== Exercise ==
Scan the material below for the string "name", and copy every line where it shows up.

-=-=-=-=-

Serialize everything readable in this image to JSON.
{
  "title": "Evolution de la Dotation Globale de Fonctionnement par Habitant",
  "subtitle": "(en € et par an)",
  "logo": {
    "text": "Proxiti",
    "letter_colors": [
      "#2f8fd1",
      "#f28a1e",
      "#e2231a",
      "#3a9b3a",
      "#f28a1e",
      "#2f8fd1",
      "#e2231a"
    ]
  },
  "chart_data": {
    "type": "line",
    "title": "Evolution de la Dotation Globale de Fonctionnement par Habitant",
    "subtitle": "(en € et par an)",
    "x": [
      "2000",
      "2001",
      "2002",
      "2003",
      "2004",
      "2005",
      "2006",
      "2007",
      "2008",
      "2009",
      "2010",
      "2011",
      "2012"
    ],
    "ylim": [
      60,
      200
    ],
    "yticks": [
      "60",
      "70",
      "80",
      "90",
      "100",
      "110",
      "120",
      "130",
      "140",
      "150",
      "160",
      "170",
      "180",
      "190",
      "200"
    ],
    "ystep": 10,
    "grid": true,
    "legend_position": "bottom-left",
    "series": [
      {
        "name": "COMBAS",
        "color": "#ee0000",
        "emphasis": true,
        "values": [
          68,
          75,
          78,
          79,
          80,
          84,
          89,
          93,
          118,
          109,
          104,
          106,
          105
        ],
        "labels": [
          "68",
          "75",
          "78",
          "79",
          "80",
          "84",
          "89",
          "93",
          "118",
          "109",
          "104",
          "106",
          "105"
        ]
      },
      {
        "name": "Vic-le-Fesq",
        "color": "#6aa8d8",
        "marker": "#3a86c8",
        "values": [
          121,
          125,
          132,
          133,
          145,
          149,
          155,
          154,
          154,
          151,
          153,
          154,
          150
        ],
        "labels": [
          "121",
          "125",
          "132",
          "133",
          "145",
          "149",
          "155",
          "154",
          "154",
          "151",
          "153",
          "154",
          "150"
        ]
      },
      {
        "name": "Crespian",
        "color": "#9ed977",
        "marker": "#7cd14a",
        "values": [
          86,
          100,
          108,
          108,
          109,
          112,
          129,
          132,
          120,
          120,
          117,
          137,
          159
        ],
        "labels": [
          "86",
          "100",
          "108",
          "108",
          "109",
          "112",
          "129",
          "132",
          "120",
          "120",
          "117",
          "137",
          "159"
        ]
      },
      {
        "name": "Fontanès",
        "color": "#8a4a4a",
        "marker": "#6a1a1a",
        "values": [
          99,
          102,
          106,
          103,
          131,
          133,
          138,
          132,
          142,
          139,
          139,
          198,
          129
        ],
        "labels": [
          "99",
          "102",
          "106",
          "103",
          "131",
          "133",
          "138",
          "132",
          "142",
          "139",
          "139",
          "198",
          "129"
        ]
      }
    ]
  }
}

-=-=-=-=-

== Correct answer ==
        "name": "COMBAS",
        "name": "Vic-le-Fesq",
        "name": "Crespian",
        "name": "Fontanès",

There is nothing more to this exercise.